--- Input data Enclosed Below ---

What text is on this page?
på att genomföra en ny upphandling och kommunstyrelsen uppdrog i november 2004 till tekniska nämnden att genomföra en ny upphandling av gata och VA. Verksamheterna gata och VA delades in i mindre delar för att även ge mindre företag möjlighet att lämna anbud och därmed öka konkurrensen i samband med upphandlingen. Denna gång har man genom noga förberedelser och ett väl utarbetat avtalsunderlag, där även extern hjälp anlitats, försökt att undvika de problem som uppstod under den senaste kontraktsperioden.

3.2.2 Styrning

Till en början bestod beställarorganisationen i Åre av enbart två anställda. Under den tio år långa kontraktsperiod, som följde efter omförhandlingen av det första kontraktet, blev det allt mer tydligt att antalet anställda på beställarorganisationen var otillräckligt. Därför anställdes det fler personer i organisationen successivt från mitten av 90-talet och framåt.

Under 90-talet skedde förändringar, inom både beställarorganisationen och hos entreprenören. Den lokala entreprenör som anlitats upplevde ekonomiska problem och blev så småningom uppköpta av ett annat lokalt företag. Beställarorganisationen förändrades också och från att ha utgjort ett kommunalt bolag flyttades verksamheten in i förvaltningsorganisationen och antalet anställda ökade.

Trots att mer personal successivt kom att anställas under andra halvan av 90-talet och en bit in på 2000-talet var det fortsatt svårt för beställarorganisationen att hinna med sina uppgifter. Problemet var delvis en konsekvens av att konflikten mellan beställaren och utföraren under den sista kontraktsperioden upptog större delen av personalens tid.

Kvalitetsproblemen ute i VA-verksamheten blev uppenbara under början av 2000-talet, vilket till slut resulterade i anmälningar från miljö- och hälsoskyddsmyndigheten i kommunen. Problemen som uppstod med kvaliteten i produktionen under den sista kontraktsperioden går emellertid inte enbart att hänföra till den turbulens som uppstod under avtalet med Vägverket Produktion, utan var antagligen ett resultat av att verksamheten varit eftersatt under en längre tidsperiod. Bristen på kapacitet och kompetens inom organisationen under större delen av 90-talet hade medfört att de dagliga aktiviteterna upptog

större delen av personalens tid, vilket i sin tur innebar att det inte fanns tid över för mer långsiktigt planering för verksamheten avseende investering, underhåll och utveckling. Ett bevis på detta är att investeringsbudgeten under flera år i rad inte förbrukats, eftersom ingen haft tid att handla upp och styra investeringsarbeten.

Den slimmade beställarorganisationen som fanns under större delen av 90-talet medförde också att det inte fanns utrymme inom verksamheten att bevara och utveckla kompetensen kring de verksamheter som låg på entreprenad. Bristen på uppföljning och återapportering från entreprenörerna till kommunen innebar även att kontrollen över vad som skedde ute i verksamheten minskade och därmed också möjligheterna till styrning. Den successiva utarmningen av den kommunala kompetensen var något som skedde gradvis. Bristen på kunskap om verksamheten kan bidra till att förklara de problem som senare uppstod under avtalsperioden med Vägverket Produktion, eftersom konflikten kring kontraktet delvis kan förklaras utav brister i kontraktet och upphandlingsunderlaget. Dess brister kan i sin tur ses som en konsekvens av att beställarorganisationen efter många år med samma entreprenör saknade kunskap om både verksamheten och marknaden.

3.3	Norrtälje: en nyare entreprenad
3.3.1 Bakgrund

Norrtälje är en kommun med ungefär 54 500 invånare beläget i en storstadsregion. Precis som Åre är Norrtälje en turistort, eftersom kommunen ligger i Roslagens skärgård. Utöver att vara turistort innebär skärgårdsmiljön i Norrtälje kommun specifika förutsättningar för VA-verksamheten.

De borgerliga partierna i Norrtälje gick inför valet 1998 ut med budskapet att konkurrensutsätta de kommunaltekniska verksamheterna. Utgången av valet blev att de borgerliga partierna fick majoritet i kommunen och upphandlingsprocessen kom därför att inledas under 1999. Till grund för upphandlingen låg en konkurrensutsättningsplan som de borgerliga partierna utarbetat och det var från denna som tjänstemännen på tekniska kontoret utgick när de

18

--- End of Enclosed Input data ---

#### Task requirements:
All the records above are to be reproduced exactly.

#### Output for this task:
What text is on this page?
på att genomföra en ny upphandling och kommunstyrelsen uppdrog i november 2004 till tekniska nämnden att genomföra en ny upphandling av gata och VA. Verksamheterna gata och VA delades in i mindre delar för att även ge mindre företag möjlighet att lämna anbud och därmed öka konkurrensen i samband med upphandlingen. Denna gång har man genom noga förberedelser och ett väl utarbetat avtalsunderlag, där även extern hjälp anlitats, försökt att undvika de problem som uppstod under den senaste kontraktsperioden.

3.2.2 Styrning

Till en början bestod beställarorganisationen i Åre av enbart två anställda. Under den tio år långa kontraktsperiod, som följde efter omförhandlingen av det första kontraktet, blev det allt mer tydligt att antalet anställda på beställarorganisationen var otillräckligt. Därför anställdes det fler personer i organisationen successivt från mitten av 90-talet och framåt.

Under 90-talet skedde förändringar, inom både beställarorganisationen och hos entreprenören. Den lokala entreprenör som anlitats upplevde ekonomiska problem och blev så småningom uppköpta av ett annat lokalt företag. Beställarorganisationen förändrades också och från att ha utgjort ett kommunalt bolag flyttades verksamheten in i förvaltningsorganisationen och antalet anställda ökade.

Trots att mer personal successivt kom att anställas under andra halvan av 90-talet och en bit in på 2000-talet var det fortsatt svårt för beställarorganisationen att hinna med sina uppgifter. Problemet var delvis en konsekvens av att konflikten mellan beställaren och utföraren under den sista kontraktsperioden upptog större delen av personalens tid.

Kvalitetsproblemen ute i VA-verksamheten blev uppenbara under början av 2000-talet, vilket till slut resulterade i anmälningar från miljö- och hälsoskyddsmyndigheten i kommunen. Problemen som uppstod med kvaliteten i produktionen under den sista kontraktsperioden går emellertid inte enbart att hänföra till den turbulens som uppstod under avtalet med Vägverket Produktion, utan var antagligen ett resultat av att verksamheten varit eftersatt under en längre tidsperiod. Bristen på kapacitet och kompetens inom organisationen under större delen av 90-talet hade medfört att de dagliga aktiviteterna upptog

större delen av personalens tid, vilket i sin tur innebar att det inte fanns tid över för mer långsiktigt planering för verksamheten avseende investering, underhåll och utveckling. Ett bevis på detta är att investeringsbudgeten under flera år i rad inte förbrukats, eftersom ingen haft tid att handla upp och styra investeringsarbeten.

Den slimmade beställarorganisationen som fanns under större delen av 90-talet medförde också att det inte fanns utrymme inom verksamheten att bevara och utveckla kompetensen kring de verksamheter som låg på entreprenad. Bristen på uppföljning och återapportering från entreprenörerna till kommunen innebar även att kontrollen över vad som skedde ute i verksamheten minskade och därmed också möjligheterna till styrning. Den successiva utarmningen av den kommunala kompetensen var något som skedde gradvis. Bristen på kunskap om verksamheten kan bidra till att förklara de problem som senare uppstod under avtalsperioden med Vägverket Produktion, eftersom konflikten kring kontraktet delvis kan förklaras utav brister i kontraktet och upphandlingsunderlaget. Dess brister kan i sin tur ses som en konsekvens av att beställarorganisationen efter många år med samma entreprenör saknade kunskap om både verksamheten och marknaden.

3.3	Norrtälje: en nyare entreprenad
3.3.1 Bakgrund

Norrtälje är en kommun med ungefär 54 500 invånare beläget i en storstadsregion. Precis som Åre är Norrtälje en turistort, eftersom kommunen ligger i Roslagens skärgård. Utöver att vara turistort innebär skärgårdsmiljön i Norrtälje kommun specifika förutsättningar för VA-verksamheten.

De borgerliga partierna i Norrtälje gick inför valet 1998 ut med budskapet att konkurrensutsätta de kommunaltekniska verksamheterna. Utgången av valet blev att de borgerliga partierna fick majoritet i kommunen och upphandlingsprocessen kom därför att inledas under 1999. Till grund för upphandlingen låg en konkurrensutsättningsplan som de borgerliga partierna utarbetat och det var från denna som tjänstemännen på tekniska kontoret utgick när de

18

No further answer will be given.